Lines of data
>>
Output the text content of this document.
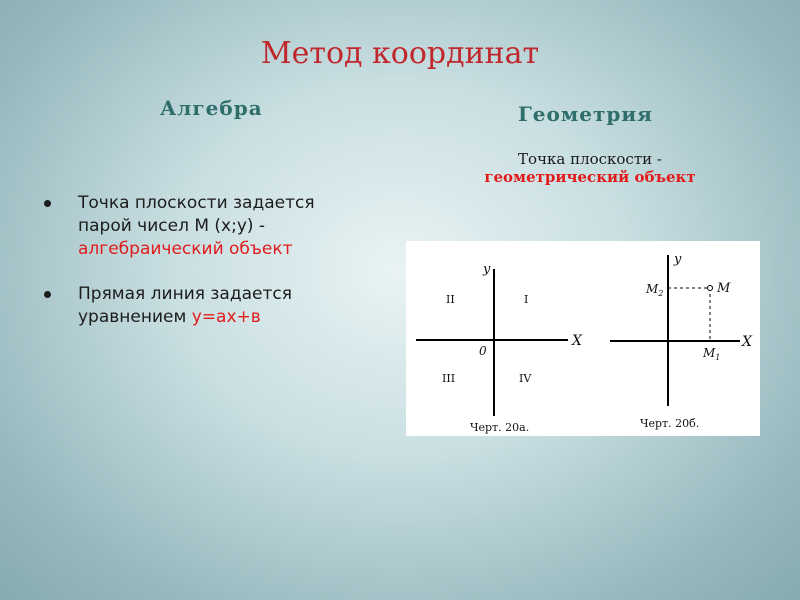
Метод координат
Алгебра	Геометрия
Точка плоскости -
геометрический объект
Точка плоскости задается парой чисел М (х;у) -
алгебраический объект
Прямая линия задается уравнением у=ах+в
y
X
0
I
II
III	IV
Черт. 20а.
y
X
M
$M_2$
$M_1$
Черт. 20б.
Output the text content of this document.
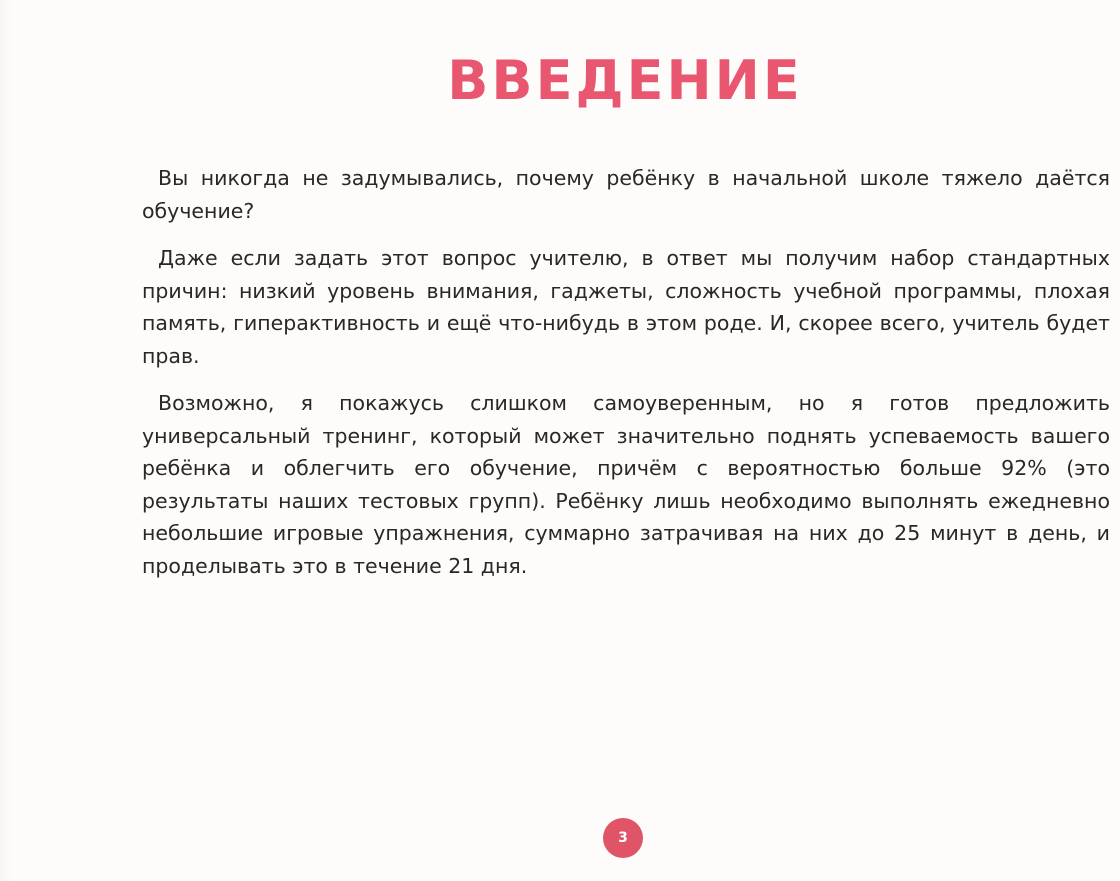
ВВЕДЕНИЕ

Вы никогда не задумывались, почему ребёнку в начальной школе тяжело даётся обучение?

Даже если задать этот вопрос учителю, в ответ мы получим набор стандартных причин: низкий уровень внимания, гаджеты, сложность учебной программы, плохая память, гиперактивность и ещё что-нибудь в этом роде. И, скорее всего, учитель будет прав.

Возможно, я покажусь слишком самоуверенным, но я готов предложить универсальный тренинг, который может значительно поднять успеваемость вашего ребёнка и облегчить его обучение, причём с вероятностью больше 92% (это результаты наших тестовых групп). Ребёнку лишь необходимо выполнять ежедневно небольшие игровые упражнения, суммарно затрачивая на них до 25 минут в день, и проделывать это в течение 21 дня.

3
<<
**STATED GOAL:** Above is a listing; report how many of its lines include the word "объект", giving the number only.

**FULL OUTPUT:** 2